━━━━━ Dataset records

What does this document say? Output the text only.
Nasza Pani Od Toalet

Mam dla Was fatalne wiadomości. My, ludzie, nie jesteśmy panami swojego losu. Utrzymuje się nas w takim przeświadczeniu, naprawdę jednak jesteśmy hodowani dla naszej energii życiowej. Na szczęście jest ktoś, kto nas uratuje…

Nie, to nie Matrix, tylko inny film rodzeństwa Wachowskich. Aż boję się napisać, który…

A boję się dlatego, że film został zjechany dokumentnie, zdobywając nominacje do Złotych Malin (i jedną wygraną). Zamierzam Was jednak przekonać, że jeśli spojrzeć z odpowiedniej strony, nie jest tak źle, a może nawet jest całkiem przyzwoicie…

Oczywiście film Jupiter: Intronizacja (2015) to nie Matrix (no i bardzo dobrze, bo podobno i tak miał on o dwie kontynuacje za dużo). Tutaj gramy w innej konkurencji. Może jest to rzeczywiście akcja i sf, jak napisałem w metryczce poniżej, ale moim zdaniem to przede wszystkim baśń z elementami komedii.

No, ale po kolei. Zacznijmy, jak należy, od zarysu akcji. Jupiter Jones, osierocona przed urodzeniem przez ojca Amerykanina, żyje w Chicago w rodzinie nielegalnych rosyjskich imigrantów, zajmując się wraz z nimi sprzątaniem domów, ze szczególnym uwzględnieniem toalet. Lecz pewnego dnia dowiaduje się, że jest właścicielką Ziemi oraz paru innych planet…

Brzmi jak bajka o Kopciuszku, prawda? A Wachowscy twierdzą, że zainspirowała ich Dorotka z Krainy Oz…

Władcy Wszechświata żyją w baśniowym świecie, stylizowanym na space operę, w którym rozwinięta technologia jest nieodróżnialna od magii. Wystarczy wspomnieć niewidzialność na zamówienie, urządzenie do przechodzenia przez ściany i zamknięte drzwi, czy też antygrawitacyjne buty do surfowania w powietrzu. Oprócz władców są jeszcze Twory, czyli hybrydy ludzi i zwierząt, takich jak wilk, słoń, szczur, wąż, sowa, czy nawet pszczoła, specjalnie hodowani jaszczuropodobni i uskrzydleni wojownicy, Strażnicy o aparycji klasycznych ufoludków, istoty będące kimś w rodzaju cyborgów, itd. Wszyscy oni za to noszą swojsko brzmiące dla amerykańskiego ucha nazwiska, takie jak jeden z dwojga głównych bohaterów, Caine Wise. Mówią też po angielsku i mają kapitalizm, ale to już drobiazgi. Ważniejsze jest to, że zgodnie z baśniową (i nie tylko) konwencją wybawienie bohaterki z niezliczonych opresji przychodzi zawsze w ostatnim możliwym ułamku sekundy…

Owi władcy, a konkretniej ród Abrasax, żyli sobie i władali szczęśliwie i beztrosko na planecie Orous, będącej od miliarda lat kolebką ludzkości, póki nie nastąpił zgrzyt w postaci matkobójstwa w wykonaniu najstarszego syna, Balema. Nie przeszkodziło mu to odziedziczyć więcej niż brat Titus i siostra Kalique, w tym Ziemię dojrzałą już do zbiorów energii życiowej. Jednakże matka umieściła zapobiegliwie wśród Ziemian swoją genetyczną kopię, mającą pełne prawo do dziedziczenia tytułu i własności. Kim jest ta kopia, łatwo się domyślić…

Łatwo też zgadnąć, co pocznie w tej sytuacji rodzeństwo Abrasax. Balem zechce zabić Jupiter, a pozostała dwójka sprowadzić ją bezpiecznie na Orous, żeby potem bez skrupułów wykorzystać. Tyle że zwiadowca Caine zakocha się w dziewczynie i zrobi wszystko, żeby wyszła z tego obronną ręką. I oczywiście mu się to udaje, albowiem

━━━━━━━━━━

** Task objective **
Make an exact copy of all the data.

** Task solution **
What does this document say? Output the text only.
Nasza Pani Od Toalet

Mam dla Was fatalne wiadomości. My, ludzie, nie jesteśmy panami swojego losu. Utrzymuje się nas w takim przeświadczeniu, naprawdę jednak jesteśmy hodowani dla naszej energii życiowej. Na szczęście jest ktoś, kto nas uratuje…

Nie, to nie Matrix, tylko inny film rodzeństwa Wachowskich. Aż boję się napisać, który…

A boję się dlatego, że film został zjechany dokumentnie, zdobywając nominacje do Złotych Malin (i jedną wygraną). Zamierzam Was jednak przekonać, że jeśli spojrzeć z odpowiedniej strony, nie jest tak źle, a może nawet jest całkiem przyzwoicie…

Oczywiście film Jupiter: Intronizacja (2015) to nie Matrix (no i bardzo dobrze, bo podobno i tak miał on o dwie kontynuacje za dużo). Tutaj gramy w innej konkurencji. Może jest to rzeczywiście akcja i sf, jak napisałem w metryczce poniżej, ale moim zdaniem to przede wszystkim baśń z elementami komedii.

No, ale po kolei. Zacznijmy, jak należy, od zarysu akcji. Jupiter Jones, osierocona przed urodzeniem przez ojca Amerykanina, żyje w Chicago w rodzinie nielegalnych rosyjskich imigrantów, zajmując się wraz z nimi sprzątaniem domów, ze szczególnym uwzględnieniem toalet. Lecz pewnego dnia dowiaduje się, że jest właścicielką Ziemi oraz paru innych planet…

Brzmi jak bajka o Kopciuszku, prawda? A Wachowscy twierdzą, że zainspirowała ich Dorotka z Krainy Oz…

Władcy Wszechświata żyją w baśniowym świecie, stylizowanym na space operę, w którym rozwinięta technologia jest nieodróżnialna od magii. Wystarczy wspomnieć niewidzialność na zamówienie, urządzenie do przechodzenia przez ściany i zamknięte drzwi, czy też antygrawitacyjne buty do surfowania w powietrzu. Oprócz władców są jeszcze Twory, czyli hybrydy ludzi i zwierząt, takich jak wilk, słoń, szczur, wąż, sowa, czy nawet pszczoła, specjalnie hodowani jaszczuropodobni i uskrzydleni wojownicy, Strażnicy o aparycji klasycznych ufoludków, istoty będące kimś w rodzaju cyborgów, itd. Wszyscy oni za to noszą swojsko brzmiące dla amerykańskiego ucha nazwiska, takie jak jeden z dwojga głównych bohaterów, Caine Wise. Mówią też po angielsku i mają kapitalizm, ale to już drobiazgi. Ważniejsze jest to, że zgodnie z baśniową (i nie tylko) konwencją wybawienie bohaterki z niezliczonych opresji przychodzi zawsze w ostatnim możliwym ułamku sekundy…

Owi władcy, a konkretniej ród Abrasax, żyli sobie i władali szczęśliwie i beztrosko na planecie Orous, będącej od miliarda lat kolebką ludzkości, póki nie nastąpił zgrzyt w postaci matkobójstwa w wykonaniu najstarszego syna, Balema. Nie przeszkodziło mu to odziedziczyć więcej niż brat Titus i siostra Kalique, w tym Ziemię dojrzałą już do zbiorów energii życiowej. Jednakże matka umieściła zapobiegliwie wśród Ziemian swoją genetyczną kopię, mającą pełne prawo do dziedziczenia tytułu i własności. Kim jest ta kopia, łatwo się domyślić…

Łatwo też zgadnąć, co pocznie w tej sytuacji rodzeństwo Abrasax. Balem zechce zabić Jupiter, a pozostała dwójka sprowadzić ją bezpiecznie na Orous, żeby potem bez skrupułów wykorzystać. Tyle że zwiadowca Caine zakocha się w dziewczynie i zrobi wszystko, żeby wyszła z tego obronną ręką. I oczywiście mu się to udaje, albowiem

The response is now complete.